■ **Exercise goal**: Transcribe each record below word for word.

■ **Data supplied**:
__________

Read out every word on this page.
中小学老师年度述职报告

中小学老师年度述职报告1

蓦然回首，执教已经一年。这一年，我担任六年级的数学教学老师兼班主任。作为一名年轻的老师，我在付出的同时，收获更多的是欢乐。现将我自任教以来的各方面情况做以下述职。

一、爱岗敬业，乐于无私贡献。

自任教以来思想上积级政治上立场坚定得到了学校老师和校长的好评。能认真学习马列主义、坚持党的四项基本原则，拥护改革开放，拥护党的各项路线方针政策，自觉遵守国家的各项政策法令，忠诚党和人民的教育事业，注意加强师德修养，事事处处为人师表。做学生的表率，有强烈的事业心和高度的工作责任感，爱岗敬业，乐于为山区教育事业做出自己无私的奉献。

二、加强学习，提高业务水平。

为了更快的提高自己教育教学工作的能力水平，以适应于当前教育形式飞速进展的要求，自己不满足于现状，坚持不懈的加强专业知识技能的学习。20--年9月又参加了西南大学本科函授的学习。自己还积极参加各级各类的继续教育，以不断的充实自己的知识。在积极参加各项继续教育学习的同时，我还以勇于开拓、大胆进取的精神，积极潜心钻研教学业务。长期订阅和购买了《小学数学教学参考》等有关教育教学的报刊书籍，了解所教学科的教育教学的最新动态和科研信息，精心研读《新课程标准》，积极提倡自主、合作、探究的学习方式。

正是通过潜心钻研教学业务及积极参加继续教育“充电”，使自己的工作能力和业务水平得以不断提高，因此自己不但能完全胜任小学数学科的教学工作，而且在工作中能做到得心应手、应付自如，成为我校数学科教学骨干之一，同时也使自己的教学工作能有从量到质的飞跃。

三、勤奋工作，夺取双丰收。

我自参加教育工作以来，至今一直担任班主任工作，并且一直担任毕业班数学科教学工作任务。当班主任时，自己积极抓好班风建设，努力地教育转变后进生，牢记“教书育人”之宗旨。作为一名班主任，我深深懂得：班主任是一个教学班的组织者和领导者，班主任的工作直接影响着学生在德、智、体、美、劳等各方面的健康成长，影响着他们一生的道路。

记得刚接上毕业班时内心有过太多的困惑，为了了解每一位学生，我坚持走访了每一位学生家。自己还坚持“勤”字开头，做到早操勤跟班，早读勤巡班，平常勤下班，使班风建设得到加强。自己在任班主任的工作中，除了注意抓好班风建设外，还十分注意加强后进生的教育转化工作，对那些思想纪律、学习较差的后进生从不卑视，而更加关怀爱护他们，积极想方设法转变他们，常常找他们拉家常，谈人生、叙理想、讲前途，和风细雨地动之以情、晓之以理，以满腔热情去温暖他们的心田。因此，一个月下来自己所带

__________

■ **Task result**:
Read out every word on this page.
中小学老师年度述职报告

中小学老师年度述职报告1

蓦然回首，执教已经一年。这一年，我担任六年级的数学教学老师兼班主任。作为一名年轻的老师，我在付出的同时，收获更多的是欢乐。现将我自任教以来的各方面情况做以下述职。

一、爱岗敬业，乐于无私贡献。

自任教以来思想上积级政治上立场坚定得到了学校老师和校长的好评。能认真学习马列主义、坚持党的四项基本原则，拥护改革开放，拥护党的各项路线方针政策，自觉遵守国家的各项政策法令，忠诚党和人民的教育事业，注意加强师德修养，事事处处为人师表。做学生的表率，有强烈的事业心和高度的工作责任感，爱岗敬业，乐于为山区教育事业做出自己无私的奉献。

二、加强学习，提高业务水平。

为了更快的提高自己教育教学工作的能力水平，以适应于当前教育形式飞速进展的要求，自己不满足于现状，坚持不懈的加强专业知识技能的学习。20--年9月又参加了西南大学本科函授的学习。自己还积极参加各级各类的继续教育，以不断的充实自己的知识。在积极参加各项继续教育学习的同时，我还以勇于开拓、大胆进取的精神，积极潜心钻研教学业务。长期订阅和购买了《小学数学教学参考》等有关教育教学的报刊书籍，了解所教学科的教育教学的最新动态和科研信息，精心研读《新课程标准》，积极提倡自主、合作、探究的学习方式。

正是通过潜心钻研教学业务及积极参加继续教育“充电”，使自己的工作能力和业务水平得以不断提高，因此自己不但能完全胜任小学数学科的教学工作，而且在工作中能做到得心应手、应付自如，成为我校数学科教学骨干之一，同时也使自己的教学工作能有从量到质的飞跃。

三、勤奋工作，夺取双丰收。

我自参加教育工作以来，至今一直担任班主任工作，并且一直担任毕业班数学科教学工作任务。当班主任时，自己积极抓好班风建设，努力地教育转变后进生，牢记“教书育人”之宗旨。作为一名班主任，我深深懂得：班主任是一个教学班的组织者和领导者，班主任的工作直接影响着学生在德、智、体、美、劳等各方面的健康成长，影响着他们一生的道路。

记得刚接上毕业班时内心有过太多的困惑，为了了解每一位学生，我坚持走访了每一位学生家。自己还坚持“勤”字开头，做到早操勤跟班，早读勤巡班，平常勤下班，使班风建设得到加强。自己在任班主任的工作中，除了注意抓好班风建设外，还十分注意加强后进生的教育转化工作，对那些思想纪律、学习较差的后进生从不卑视，而更加关怀爱护他们，积极想方设法转变他们，常常找他们拉家常，谈人生、叙理想、讲前途，和风细雨地动之以情、晓之以理，以满腔热情去温暖他们的心田。因此，一个月下来自己所带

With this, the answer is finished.